[AIM]: Reproduce this listing in full.

[SUPPLIED MATERIAL]:
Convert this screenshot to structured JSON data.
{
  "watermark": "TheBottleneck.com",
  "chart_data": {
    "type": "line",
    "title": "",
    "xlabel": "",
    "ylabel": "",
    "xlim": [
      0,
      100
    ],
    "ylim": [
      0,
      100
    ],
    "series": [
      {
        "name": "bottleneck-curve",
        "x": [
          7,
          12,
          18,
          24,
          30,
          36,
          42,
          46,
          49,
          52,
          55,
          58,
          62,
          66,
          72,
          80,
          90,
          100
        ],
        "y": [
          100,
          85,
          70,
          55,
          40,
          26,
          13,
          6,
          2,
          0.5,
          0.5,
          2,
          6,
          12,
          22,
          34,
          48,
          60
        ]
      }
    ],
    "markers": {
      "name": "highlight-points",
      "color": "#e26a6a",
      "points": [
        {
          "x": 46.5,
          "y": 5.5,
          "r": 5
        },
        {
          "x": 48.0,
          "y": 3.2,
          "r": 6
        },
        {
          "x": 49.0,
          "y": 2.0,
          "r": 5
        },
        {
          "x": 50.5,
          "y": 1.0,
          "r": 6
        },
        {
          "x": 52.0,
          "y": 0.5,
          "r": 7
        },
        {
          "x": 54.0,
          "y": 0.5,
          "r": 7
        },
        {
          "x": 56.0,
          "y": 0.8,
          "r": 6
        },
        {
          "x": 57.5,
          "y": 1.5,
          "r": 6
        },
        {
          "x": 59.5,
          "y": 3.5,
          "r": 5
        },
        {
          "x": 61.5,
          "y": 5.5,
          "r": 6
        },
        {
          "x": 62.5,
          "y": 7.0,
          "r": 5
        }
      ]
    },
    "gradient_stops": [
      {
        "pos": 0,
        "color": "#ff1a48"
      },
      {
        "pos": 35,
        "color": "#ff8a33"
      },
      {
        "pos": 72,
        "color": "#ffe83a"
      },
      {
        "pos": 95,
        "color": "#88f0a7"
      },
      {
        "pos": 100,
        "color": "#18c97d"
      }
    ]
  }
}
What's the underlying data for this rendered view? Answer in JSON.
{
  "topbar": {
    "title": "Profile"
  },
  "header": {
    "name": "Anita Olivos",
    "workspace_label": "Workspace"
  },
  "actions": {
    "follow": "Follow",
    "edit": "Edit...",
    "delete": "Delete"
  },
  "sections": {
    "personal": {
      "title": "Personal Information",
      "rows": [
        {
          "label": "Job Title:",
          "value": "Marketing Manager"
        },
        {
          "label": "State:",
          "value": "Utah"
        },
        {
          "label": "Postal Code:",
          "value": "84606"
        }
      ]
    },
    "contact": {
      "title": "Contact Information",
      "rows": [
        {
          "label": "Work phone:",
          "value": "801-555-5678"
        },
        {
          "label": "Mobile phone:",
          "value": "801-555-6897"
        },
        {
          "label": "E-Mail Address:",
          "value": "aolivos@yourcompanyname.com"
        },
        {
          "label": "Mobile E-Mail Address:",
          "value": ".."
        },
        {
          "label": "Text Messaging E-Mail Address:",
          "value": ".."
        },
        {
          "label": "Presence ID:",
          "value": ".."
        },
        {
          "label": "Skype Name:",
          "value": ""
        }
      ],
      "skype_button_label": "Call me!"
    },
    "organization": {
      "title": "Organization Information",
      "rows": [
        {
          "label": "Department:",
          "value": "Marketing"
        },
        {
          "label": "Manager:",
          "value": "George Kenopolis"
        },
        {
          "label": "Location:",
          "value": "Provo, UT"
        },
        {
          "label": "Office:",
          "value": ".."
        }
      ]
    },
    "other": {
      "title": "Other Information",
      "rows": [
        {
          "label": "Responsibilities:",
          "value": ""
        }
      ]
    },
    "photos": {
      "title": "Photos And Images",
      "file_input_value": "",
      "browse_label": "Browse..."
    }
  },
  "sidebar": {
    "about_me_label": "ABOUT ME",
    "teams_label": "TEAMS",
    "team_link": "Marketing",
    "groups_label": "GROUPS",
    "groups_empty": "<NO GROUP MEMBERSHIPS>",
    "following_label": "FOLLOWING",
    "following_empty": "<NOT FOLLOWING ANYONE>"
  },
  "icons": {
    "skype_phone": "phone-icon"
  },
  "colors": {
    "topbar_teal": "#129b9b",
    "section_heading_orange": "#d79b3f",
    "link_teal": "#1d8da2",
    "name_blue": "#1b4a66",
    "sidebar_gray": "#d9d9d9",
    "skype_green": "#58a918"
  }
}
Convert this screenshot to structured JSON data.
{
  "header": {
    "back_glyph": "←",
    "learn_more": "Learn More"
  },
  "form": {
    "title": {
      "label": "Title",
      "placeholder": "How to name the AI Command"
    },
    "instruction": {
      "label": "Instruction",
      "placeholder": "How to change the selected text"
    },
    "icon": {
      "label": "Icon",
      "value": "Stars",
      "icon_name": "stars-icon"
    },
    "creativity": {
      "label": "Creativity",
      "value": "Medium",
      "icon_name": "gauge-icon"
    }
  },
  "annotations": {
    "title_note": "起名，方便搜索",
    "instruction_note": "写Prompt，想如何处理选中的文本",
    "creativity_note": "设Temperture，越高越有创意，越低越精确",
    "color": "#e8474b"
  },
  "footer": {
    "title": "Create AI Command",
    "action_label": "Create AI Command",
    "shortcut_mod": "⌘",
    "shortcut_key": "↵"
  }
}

[FINISHED TASK]:
Convert this screenshot to structured JSON data.
{
  "watermark": "TheBottleneck.com",
  "chart_data": {
    "type": "line",
    "title": "",
    "xlabel": "",
    "ylabel": "",
    "xlim": [
      0,
      100
    ],
    "ylim": [
      0,
      100
    ],
    "series": [
      {
        "name": "bottleneck-curve",
        "x": [
          7,
          12,
          18,
          24,
          30,
          36,
          42,
          46,
          49,
          52,
          55,
          58,
          62,
          66,
          72,
          80,
          90,
          100
        ],
        "y": [
          100,
          85,
          70,
          55,
          40,
          26,
          13,
          6,
          2,
          0.5,
          0.5,
          2,
          6,
          12,
          22,
          34,
          48,
          60
        ]
      }
    ],
    "markers": {
      "name": "highlight-points",
      "color": "#e26a6a",
      "points": [
        {
          "x": 46.5,
          "y": 5.5,
          "r": 5
        },
        {
          "x": 48.0,
          "y": 3.2,
          "r": 6
        },
        {
          "x": 49.0,
          "y": 2.0,
          "r": 5
        },
        {
          "x": 50.5,
          "y": 1.0,
          "r": 6
        },
        {
          "x": 52.0,
          "y": 0.5,
          "r": 7
        },
        {
          "x": 54.0,
          "y": 0.5,
          "r": 7
        },
        {
          "x": 56.0,
          "y": 0.8,
          "r": 6
        },
        {
          "x": 57.5,
          "y": 1.5,
          "r": 6
        },
        {
          "x": 59.5,
          "y": 3.5,
          "r": 5
        },
        {
          "x": 61.5,
          "y": 5.5,
          "r": 6
        },
        {
          "x": 62.5,
          "y": 7.0,
          "r": 5
        }
      ]
    },
    "gradient_stops": [
      {
        "pos": 0,
        "color": "#ff1a48"
      },
      {
        "pos": 35,
        "color": "#ff8a33"
      },
      {
        "pos": 72,
        "color": "#ffe83a"
      },
      {
        "pos": 95,
        "color": "#88f0a7"
      },
      {
        "pos": 100,
        "color": "#18c97d"
      }
    ]
  }
}
What's the underlying data for this rendered view? Answer in JSON.
{
  "topbar": {
    "title": "Profile"
  },
  "header": {
    "name": "Anita Olivos",
    "workspace_label": "Workspace"
  },
  "actions": {
    "follow": "Follow",
    "edit": "Edit...",
    "delete": "Delete"
  },
  "sections": {
    "personal": {
      "title": "Personal Information",
      "rows": [
        {
          "label": "Job Title:",
          "value": "Marketing Manager"
        },
        {
          "label": "State:",
          "value": "Utah"
        },
        {
          "label": "Postal Code:",
          "value": "84606"
        }
      ]
    },
    "contact": {
      "title": "Contact Information",
      "rows": [
        {
          "label": "Work phone:",
          "value": "801-555-5678"
        },
        {
          "label": "Mobile phone:",
          "value": "801-555-6897"
        },
        {
          "label": "E-Mail Address:",
          "value": "aolivos@yourcompanyname.com"
        },
        {
          "label": "Mobile E-Mail Address:",
          "value": ".."
        },
        {
          "label": "Text Messaging E-Mail Address:",
          "value": ".."
        },
        {
          "label": "Presence ID:",
          "value": ".."
        },
        {
          "label": "Skype Name:",
          "value": ""
        }
      ],
      "skype_button_label": "Call me!"
    },
    "organization": {
      "title": "Organization Information",
      "rows": [
        {
          "label": "Department:",
          "value": "Marketing"
        },
        {
          "label": "Manager:",
          "value": "George Kenopolis"
        },
        {
          "label": "Location:",
          "value": "Provo, UT"
        },
        {
          "label": "Office:",
          "value": ".."
        }
      ]
    },
    "other": {
      "title": "Other Information",
      "rows": [
        {
          "label": "Responsibilities:",
          "value": ""
        }
      ]
    },
    "photos": {
      "title": "Photos And Images",
      "file_input_value": "",
      "browse_label": "Browse..."
    }
  },
  "sidebar": {
    "about_me_label": "ABOUT ME",
    "teams_label": "TEAMS",
    "team_link": "Marketing",
    "groups_label": "GROUPS",
    "groups_empty": "<NO GROUP MEMBERSHIPS>",
    "following_label": "FOLLOWING",
    "following_empty": "<NOT FOLLOWING ANYONE>"
  },
  "icons": {
    "skype_phone": "phone-icon"
  },
  "colors": {
    "topbar_teal": "#129b9b",
    "section_heading_orange": "#d79b3f",
    "link_teal": "#1d8da2",
    "name_blue": "#1b4a66",
    "sidebar_gray": "#d9d9d9",
    "skype_green": "#58a918"
  }
}
Convert this screenshot to structured JSON data.
{
  "header": {
    "back_glyph": "←",
    "learn_more": "Learn More"
  },
  "form": {
    "title": {
      "label": "Title",
      "placeholder": "How to name the AI Command"
    },
    "instruction": {
      "label": "Instruction",
      "placeholder": "How to change the selected text"
    },
    "icon": {
      "label": "Icon",
      "value": "Stars",
      "icon_name": "stars-icon"
    },
    "creativity": {
      "label": "Creativity",
      "value": "Medium",
      "icon_name": "gauge-icon"
    }
  },
  "annotations": {
    "title_note": "起名，方便搜索",
    "instruction_note": "写Prompt，想如何处理选中的文本",
    "creativity_note": "设Temperture，越高越有创意，越低越精确",
    "color": "#e8474b"
  },
  "footer": {
    "title": "Create AI Command",
    "action_label": "Create AI Command",
    "shortcut_mod": "⌘",
    "shortcut_key": "↵"
  }
}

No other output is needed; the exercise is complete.